### [Exercise description]
Find every line with the word "Definition". Copy those lines.

### [Data records]
..........
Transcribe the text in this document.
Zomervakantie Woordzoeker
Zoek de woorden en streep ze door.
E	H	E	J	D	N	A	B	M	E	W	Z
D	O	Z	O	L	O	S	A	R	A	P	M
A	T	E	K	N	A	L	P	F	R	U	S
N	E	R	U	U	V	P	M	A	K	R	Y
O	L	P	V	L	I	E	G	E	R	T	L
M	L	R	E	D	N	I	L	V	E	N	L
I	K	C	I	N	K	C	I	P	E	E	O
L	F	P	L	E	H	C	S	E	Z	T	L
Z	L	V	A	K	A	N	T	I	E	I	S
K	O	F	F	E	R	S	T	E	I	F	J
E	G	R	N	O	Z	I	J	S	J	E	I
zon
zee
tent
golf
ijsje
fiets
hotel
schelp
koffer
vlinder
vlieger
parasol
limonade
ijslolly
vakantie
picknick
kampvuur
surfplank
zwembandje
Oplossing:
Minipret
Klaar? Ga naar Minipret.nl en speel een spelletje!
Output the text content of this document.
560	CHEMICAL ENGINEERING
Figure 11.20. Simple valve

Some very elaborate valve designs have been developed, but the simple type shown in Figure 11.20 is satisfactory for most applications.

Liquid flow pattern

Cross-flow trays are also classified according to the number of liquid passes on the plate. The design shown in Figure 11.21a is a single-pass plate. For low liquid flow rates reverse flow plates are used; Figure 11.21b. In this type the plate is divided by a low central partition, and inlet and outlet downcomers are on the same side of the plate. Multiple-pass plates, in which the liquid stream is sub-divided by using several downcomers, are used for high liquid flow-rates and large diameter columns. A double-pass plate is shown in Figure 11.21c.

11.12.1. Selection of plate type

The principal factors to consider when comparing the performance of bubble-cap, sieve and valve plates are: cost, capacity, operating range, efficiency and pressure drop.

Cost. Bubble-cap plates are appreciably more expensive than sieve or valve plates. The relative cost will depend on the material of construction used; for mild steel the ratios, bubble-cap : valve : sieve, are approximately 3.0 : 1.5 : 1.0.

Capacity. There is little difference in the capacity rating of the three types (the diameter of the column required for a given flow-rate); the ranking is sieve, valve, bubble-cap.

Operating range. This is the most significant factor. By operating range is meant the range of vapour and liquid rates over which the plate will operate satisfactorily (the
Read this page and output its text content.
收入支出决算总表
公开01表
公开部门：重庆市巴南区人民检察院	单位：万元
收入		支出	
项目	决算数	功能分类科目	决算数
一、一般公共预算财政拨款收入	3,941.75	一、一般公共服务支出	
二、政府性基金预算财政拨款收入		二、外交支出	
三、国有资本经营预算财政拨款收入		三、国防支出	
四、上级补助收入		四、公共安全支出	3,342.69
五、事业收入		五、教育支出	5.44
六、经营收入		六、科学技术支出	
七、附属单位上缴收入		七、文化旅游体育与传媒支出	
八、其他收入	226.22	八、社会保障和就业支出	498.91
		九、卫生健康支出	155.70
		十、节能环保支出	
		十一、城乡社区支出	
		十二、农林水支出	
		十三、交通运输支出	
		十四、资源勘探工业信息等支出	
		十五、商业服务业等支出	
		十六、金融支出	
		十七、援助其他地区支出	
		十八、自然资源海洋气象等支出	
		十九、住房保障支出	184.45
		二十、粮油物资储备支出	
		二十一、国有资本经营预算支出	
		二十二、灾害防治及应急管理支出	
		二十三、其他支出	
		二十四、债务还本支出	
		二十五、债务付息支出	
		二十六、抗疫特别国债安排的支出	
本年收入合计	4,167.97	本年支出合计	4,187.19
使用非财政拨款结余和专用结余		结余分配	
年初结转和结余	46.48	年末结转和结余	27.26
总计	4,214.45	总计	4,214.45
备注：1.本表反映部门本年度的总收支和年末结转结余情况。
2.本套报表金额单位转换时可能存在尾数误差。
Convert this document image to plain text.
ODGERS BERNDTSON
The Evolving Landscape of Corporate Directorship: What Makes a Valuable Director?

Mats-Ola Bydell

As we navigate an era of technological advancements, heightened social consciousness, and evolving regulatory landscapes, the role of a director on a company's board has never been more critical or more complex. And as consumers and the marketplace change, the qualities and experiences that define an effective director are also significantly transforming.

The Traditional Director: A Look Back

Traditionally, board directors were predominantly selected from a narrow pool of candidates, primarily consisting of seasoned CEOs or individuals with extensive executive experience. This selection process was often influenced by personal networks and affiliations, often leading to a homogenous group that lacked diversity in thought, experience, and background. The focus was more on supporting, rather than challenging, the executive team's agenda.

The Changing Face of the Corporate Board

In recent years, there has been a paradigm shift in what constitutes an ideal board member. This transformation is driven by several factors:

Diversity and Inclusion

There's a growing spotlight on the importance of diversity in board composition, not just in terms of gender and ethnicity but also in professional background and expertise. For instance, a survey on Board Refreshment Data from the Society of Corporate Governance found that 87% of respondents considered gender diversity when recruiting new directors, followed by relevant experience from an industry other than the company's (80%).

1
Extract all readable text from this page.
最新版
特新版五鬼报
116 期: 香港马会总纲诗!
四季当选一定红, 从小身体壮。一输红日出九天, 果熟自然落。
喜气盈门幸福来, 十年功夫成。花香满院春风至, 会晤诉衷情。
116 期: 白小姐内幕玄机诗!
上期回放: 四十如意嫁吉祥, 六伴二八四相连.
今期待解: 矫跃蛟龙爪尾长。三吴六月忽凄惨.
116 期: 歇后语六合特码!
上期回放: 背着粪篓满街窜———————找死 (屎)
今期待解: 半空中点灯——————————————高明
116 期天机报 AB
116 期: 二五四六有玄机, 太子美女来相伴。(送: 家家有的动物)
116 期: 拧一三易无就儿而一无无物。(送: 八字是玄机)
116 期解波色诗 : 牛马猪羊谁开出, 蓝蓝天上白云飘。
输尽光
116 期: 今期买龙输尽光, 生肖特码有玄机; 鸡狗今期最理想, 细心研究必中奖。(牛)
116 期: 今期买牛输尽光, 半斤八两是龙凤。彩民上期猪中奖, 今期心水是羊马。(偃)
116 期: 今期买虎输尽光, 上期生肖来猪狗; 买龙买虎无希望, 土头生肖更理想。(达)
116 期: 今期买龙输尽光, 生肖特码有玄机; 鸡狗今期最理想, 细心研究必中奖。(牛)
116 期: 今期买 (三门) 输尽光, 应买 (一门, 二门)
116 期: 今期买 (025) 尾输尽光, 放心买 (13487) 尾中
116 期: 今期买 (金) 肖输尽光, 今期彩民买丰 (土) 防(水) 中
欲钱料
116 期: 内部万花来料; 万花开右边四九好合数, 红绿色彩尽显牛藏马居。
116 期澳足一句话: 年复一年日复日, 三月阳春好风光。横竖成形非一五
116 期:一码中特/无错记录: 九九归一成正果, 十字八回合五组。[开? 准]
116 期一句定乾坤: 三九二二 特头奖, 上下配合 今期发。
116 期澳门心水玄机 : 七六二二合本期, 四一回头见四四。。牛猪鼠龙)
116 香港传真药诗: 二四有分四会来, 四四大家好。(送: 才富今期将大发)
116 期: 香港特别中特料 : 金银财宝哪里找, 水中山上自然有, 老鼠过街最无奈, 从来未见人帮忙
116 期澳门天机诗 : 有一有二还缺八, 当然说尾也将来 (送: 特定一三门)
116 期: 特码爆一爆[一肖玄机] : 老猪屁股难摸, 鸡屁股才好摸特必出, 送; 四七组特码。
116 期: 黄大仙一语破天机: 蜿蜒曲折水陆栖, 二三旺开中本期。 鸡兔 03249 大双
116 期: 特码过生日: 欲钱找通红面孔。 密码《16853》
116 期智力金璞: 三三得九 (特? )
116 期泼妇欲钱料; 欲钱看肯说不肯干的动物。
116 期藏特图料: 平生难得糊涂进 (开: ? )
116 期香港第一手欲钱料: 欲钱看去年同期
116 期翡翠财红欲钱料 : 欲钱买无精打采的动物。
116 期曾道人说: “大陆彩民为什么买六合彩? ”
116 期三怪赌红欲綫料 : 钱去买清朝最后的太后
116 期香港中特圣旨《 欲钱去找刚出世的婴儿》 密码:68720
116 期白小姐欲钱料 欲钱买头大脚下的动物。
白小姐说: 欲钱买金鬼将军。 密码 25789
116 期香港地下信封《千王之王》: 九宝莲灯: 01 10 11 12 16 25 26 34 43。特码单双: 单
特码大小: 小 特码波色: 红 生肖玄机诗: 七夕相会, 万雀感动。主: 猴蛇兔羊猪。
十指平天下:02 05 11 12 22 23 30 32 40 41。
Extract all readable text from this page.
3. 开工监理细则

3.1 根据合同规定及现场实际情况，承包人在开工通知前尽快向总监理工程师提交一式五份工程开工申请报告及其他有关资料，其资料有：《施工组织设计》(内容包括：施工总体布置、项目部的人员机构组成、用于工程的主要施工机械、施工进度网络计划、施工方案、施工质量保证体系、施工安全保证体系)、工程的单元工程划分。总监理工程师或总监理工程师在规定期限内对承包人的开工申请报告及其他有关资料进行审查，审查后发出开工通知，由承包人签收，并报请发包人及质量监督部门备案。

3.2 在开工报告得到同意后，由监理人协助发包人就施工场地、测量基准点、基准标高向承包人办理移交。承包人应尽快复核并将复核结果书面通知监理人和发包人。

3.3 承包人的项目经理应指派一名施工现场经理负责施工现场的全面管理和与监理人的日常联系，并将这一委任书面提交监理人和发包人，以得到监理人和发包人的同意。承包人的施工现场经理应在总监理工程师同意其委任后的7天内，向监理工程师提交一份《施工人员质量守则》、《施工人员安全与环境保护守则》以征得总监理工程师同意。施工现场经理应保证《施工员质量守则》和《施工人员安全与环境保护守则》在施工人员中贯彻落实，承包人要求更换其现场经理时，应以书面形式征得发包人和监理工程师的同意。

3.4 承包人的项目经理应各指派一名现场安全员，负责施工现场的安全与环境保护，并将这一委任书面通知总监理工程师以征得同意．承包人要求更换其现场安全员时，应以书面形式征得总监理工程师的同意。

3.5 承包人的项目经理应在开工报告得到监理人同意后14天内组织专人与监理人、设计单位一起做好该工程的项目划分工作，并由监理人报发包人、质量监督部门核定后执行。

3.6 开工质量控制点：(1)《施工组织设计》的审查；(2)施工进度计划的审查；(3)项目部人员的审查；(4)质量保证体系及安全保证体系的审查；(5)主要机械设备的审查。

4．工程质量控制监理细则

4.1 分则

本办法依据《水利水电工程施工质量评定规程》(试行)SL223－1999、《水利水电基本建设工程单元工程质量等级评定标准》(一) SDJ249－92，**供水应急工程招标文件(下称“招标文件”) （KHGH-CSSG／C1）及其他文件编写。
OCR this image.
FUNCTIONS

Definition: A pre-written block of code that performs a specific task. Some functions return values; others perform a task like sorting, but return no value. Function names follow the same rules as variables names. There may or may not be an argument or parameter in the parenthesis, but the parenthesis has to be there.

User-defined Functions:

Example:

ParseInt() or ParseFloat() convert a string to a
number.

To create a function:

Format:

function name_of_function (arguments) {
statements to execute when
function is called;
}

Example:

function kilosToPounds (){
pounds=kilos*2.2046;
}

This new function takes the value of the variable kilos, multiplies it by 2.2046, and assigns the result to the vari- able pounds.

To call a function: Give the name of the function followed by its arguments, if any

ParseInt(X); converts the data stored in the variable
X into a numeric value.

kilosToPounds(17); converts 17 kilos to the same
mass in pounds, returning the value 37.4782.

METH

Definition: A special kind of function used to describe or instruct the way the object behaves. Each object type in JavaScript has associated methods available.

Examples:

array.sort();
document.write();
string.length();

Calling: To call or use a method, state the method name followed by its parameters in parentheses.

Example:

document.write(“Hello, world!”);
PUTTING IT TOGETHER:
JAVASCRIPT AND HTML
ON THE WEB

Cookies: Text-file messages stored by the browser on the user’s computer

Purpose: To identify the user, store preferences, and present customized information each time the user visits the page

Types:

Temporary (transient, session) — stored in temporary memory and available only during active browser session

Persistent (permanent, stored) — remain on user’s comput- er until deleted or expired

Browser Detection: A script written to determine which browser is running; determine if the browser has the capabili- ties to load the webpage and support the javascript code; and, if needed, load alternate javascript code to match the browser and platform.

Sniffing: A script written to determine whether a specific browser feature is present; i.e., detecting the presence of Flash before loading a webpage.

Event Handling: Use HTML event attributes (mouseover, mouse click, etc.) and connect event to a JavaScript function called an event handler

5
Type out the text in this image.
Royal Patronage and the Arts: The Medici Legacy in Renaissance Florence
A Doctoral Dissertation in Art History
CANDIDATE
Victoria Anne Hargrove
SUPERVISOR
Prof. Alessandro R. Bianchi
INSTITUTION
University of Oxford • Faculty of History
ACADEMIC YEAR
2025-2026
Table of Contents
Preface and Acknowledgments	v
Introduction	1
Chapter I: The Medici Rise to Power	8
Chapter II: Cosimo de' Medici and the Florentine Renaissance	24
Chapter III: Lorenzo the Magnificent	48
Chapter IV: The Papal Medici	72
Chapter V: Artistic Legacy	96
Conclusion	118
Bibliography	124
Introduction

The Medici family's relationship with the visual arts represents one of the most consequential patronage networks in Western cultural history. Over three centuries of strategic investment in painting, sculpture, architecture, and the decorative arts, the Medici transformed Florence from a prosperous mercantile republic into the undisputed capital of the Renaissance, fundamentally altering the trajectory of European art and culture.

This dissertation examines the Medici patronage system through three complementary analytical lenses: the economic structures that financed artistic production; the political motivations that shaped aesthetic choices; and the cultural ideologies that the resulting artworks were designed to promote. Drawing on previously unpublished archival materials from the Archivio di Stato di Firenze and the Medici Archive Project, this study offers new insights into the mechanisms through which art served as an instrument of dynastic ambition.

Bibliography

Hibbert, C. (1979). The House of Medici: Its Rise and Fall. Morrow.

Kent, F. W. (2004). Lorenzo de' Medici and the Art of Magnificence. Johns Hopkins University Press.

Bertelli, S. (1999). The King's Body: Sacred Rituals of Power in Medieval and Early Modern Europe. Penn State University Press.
..........
### [Full answer]
Definition: A pre-written block of code that performs a specific task. Some functions return values; others perform a task like sorting, but return no value. Function names follow the same rules as variables names. There may or may not be an argument or parameter in the parenthesis, but the parenthesis has to be there.
Definition: A special kind of function used to describe or instruct the way the object behaves. Each object type in JavaScript has associated methods available.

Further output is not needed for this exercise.